● **GOAL**:
Please show every line of the records below that contains the string "slice".

++++ INFORMATION SHOWN

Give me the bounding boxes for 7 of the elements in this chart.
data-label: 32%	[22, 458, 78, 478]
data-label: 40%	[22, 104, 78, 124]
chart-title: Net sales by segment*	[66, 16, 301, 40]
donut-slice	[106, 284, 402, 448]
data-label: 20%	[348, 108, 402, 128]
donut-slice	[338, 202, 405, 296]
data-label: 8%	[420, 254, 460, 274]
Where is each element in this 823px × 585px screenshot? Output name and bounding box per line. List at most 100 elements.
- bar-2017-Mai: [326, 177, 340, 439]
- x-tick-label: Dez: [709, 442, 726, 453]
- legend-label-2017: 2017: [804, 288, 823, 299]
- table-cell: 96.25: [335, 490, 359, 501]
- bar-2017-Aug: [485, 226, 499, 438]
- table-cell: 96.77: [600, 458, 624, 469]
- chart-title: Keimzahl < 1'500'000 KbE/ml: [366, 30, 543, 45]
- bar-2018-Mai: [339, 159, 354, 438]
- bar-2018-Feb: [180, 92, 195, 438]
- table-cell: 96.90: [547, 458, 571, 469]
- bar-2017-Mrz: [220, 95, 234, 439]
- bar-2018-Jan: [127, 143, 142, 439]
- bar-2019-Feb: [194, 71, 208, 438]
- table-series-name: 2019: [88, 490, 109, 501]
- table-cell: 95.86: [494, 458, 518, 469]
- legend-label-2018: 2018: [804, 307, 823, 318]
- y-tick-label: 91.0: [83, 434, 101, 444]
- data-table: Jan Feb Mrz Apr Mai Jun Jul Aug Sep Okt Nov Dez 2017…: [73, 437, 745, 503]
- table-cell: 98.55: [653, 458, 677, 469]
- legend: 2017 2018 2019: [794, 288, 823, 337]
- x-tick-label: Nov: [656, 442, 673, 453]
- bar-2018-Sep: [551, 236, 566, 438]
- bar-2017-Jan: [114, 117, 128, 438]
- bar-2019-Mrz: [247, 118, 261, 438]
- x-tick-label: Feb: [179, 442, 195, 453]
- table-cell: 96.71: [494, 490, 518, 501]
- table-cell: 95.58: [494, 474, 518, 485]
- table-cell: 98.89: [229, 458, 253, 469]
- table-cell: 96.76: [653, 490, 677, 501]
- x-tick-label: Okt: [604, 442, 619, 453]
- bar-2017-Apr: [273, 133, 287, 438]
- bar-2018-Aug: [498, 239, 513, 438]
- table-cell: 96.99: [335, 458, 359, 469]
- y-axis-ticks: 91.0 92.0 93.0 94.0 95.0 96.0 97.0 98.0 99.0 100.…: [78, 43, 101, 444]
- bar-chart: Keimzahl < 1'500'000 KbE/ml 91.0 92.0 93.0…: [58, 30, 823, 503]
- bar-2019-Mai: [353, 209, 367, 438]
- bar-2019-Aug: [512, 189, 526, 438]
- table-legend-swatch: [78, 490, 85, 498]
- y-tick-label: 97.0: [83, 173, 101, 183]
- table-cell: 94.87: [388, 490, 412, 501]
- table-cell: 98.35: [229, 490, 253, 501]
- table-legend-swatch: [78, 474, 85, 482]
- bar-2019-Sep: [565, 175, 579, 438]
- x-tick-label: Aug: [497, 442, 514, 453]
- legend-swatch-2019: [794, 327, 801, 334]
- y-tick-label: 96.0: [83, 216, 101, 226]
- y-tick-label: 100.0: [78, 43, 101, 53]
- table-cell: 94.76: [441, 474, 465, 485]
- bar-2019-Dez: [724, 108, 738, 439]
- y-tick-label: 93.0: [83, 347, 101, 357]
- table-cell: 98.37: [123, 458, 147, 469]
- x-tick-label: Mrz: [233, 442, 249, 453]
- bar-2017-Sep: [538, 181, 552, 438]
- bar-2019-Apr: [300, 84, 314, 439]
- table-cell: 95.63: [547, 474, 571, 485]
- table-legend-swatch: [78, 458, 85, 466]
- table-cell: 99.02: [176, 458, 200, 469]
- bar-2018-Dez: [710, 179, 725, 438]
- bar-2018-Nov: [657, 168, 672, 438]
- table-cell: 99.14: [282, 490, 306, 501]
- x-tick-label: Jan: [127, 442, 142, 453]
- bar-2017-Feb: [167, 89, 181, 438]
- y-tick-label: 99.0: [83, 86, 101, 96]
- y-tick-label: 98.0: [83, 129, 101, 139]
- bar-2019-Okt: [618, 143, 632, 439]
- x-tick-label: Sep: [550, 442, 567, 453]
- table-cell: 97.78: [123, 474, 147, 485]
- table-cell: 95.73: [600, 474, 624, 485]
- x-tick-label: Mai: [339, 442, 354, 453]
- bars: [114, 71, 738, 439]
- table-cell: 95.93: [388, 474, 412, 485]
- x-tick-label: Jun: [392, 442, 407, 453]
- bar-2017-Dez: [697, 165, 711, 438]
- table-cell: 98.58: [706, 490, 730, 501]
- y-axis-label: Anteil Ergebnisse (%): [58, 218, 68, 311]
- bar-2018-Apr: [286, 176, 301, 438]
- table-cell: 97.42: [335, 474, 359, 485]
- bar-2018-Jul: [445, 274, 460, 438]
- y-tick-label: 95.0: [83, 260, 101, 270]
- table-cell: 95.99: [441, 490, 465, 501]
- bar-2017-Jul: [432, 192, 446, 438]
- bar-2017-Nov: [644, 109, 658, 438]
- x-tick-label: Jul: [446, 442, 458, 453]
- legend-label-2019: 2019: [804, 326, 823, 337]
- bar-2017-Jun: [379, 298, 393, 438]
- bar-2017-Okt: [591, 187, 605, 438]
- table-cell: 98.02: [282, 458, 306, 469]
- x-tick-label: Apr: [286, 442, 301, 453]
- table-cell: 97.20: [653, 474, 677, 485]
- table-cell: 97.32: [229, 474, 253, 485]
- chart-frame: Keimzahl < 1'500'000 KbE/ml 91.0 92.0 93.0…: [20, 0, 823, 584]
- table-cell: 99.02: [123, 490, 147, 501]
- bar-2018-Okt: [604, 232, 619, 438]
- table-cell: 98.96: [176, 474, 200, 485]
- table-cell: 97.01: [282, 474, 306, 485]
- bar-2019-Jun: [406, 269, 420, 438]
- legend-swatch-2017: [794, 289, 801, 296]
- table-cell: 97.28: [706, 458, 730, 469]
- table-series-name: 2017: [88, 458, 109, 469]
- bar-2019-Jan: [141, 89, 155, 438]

++++++++

● **RESULT OF THE TASK**:
donut-slice	[106, 284, 402, 448]
donut-slice	[338, 202, 405, 296]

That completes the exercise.